_Exercise task_: Scan the lines below for the string "observations" and copy every one that has it.

_Record set_:
◇ ◇ ◇ ◇ ◇
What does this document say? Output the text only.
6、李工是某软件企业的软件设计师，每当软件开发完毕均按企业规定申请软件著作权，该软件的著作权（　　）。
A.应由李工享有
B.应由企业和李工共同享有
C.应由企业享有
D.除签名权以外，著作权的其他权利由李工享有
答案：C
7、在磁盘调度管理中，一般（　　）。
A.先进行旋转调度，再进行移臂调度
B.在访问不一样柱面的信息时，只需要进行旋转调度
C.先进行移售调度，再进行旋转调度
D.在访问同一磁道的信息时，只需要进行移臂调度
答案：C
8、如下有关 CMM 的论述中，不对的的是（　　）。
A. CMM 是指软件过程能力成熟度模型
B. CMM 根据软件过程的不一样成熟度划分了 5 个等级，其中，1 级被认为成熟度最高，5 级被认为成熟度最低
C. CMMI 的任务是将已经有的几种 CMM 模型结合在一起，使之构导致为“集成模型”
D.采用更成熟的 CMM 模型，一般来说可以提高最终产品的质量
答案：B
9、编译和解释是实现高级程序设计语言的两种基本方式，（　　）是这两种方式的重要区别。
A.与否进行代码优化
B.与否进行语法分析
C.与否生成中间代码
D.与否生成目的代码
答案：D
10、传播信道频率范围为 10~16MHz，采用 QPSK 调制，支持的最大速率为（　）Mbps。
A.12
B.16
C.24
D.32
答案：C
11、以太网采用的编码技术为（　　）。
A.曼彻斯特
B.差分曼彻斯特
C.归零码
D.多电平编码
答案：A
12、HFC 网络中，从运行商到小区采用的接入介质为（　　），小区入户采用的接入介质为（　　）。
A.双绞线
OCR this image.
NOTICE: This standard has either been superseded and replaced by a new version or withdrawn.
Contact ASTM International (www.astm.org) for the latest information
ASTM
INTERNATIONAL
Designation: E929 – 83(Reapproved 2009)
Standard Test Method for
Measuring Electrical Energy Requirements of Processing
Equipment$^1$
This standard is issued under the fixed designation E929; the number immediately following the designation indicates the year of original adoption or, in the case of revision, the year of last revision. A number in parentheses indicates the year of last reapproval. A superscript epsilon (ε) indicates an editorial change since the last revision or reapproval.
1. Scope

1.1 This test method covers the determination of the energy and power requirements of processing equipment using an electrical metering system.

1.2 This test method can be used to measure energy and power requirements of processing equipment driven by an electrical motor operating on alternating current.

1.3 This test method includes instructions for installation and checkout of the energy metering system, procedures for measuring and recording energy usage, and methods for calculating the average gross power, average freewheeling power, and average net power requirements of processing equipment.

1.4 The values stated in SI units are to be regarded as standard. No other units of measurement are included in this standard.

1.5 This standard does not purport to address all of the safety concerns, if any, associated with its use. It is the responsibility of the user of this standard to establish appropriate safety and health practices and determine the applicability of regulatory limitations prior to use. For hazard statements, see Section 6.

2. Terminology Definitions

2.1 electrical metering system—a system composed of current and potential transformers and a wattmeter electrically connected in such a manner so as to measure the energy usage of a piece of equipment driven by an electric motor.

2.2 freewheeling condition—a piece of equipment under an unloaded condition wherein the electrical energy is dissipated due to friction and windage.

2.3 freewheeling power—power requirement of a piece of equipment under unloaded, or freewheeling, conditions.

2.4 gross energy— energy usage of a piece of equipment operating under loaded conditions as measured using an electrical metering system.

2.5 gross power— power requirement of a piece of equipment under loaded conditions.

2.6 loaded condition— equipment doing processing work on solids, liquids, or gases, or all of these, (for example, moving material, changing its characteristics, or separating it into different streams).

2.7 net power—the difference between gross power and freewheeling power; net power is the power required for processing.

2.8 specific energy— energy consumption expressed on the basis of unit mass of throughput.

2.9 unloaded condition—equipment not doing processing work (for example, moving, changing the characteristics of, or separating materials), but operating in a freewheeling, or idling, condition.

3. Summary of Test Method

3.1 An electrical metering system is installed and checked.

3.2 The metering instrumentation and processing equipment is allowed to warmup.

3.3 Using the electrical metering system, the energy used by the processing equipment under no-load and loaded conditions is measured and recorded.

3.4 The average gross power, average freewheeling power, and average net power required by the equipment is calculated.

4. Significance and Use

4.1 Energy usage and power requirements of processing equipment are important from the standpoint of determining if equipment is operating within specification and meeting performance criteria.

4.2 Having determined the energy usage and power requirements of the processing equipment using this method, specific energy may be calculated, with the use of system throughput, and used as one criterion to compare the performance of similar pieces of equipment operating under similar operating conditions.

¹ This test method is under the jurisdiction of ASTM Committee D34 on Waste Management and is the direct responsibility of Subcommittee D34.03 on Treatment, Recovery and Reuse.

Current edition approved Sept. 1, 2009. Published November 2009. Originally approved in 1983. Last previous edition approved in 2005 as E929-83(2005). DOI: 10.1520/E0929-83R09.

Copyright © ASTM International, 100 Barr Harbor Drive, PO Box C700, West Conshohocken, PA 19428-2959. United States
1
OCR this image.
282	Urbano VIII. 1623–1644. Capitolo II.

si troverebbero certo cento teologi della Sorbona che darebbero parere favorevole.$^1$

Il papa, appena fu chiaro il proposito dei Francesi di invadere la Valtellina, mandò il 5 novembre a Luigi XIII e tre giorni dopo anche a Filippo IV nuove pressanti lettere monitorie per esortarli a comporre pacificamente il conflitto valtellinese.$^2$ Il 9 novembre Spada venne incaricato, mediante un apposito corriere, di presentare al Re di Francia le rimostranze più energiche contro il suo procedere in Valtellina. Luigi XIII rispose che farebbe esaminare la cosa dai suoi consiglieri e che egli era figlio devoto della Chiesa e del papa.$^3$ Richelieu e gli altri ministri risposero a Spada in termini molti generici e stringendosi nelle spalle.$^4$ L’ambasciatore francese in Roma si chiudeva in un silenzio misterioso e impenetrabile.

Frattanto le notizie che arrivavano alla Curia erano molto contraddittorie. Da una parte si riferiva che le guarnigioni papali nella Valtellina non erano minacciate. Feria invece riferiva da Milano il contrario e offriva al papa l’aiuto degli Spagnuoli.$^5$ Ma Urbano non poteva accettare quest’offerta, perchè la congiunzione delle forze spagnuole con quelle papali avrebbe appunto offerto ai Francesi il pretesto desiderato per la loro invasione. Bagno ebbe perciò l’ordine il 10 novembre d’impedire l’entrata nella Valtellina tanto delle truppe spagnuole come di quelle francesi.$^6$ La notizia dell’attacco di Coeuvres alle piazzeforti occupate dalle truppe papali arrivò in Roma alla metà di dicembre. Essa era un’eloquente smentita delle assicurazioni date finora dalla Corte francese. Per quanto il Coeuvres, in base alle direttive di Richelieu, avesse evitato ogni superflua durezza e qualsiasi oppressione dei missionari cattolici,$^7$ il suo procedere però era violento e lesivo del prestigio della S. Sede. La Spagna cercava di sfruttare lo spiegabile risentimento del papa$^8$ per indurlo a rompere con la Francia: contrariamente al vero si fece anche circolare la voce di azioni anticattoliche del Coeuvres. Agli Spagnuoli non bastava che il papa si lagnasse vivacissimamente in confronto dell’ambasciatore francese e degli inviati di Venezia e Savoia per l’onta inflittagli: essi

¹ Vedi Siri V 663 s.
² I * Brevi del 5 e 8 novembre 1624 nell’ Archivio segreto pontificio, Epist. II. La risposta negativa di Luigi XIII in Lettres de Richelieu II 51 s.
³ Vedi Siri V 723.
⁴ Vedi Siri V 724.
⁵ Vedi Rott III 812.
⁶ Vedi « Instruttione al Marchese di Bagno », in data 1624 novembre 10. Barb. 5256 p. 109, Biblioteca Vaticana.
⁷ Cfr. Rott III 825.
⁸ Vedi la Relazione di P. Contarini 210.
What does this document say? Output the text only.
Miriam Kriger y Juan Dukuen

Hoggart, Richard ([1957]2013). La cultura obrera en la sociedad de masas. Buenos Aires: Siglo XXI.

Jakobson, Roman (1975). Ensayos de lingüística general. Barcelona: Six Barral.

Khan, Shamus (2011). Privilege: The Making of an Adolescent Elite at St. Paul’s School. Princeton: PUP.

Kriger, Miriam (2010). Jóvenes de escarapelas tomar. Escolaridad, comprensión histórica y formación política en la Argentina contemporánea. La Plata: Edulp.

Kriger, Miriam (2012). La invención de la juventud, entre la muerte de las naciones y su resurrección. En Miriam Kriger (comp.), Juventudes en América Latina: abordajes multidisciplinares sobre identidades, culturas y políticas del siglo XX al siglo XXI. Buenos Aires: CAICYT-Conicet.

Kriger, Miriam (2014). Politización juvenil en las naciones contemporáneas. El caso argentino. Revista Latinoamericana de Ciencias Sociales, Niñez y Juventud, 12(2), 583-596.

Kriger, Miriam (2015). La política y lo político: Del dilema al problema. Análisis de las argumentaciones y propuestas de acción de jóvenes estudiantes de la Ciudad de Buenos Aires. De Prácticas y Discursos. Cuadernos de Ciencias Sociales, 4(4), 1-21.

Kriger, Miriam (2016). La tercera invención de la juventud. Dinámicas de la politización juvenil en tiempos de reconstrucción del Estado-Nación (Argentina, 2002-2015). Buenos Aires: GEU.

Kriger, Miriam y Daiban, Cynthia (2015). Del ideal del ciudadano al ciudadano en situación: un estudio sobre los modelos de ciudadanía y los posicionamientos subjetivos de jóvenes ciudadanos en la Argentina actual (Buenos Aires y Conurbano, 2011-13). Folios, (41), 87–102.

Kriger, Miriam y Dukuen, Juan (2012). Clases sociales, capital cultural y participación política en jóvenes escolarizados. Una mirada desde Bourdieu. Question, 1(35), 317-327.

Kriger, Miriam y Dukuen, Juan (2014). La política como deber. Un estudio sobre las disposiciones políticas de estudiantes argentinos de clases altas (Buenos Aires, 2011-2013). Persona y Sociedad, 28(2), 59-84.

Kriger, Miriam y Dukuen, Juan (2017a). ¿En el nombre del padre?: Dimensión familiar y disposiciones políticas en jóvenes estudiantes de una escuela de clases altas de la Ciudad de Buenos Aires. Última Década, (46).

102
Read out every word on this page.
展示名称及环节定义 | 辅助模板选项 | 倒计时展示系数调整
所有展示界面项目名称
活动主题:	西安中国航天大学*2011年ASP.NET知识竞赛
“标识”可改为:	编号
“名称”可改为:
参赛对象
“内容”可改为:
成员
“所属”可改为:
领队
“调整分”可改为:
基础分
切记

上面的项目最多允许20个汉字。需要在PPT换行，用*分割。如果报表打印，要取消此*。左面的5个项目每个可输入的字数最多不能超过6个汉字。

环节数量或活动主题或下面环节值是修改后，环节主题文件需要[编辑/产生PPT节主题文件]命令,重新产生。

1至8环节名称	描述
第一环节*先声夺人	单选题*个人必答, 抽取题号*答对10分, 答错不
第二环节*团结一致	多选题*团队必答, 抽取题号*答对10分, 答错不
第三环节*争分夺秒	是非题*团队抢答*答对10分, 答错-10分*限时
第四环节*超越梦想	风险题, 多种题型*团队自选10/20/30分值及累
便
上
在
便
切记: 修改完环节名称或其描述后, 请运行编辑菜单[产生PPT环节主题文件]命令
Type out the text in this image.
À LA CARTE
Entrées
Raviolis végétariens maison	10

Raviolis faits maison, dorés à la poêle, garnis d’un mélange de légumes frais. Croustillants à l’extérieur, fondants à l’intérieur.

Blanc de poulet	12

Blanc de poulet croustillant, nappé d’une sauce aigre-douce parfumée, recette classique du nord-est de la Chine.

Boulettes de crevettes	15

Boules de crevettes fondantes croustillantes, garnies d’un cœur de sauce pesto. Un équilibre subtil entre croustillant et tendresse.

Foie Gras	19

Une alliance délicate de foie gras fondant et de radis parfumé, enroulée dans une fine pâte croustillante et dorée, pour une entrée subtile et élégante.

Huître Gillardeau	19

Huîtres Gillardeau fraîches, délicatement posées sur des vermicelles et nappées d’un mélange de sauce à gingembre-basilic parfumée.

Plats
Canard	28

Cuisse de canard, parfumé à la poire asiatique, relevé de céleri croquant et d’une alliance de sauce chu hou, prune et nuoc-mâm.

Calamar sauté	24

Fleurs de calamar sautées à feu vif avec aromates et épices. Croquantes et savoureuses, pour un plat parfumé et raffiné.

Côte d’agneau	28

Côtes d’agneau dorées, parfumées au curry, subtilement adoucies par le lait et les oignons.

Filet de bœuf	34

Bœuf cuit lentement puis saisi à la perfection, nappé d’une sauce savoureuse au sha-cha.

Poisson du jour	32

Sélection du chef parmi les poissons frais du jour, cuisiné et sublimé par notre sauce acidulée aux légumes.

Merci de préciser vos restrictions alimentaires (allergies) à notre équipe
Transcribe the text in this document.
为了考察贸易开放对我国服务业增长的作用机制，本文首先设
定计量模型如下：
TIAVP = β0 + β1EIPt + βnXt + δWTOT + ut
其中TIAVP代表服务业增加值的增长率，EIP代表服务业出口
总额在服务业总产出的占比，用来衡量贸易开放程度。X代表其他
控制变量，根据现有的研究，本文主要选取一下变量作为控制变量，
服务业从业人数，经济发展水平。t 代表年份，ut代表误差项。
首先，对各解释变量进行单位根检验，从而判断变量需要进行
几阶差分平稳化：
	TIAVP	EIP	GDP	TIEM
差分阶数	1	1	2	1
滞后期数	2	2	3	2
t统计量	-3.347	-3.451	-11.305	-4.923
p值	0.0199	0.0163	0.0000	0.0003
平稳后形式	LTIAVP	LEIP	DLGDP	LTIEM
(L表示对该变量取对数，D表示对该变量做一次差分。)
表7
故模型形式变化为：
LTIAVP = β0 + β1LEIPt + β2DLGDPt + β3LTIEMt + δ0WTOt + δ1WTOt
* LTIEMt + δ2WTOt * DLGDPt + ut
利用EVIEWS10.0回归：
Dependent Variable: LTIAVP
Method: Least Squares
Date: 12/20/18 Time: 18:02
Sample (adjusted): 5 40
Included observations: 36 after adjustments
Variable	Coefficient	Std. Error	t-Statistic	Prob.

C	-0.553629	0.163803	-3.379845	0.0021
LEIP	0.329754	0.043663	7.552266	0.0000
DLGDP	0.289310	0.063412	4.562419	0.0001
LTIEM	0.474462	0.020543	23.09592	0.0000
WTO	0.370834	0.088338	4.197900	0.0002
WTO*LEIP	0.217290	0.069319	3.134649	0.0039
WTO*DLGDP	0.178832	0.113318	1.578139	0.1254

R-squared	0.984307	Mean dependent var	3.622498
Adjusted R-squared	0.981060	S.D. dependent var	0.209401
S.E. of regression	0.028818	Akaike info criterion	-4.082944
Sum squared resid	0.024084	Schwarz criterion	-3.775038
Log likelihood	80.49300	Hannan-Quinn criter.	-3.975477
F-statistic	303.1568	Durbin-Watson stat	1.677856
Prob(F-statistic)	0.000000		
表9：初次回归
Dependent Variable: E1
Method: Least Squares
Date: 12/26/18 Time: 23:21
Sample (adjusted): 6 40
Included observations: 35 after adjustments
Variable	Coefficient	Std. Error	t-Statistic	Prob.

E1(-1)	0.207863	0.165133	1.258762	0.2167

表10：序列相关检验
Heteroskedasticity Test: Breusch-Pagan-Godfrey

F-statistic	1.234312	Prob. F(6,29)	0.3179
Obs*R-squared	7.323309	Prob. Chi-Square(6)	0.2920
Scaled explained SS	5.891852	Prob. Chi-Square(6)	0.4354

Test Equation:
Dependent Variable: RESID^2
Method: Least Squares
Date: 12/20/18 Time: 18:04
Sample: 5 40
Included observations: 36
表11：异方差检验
◇ ◇ ◇ ◇ ◇
_Response below_:
Included observations: 36 after adjustments
Included observations: 35 after adjustments
Included observations: 36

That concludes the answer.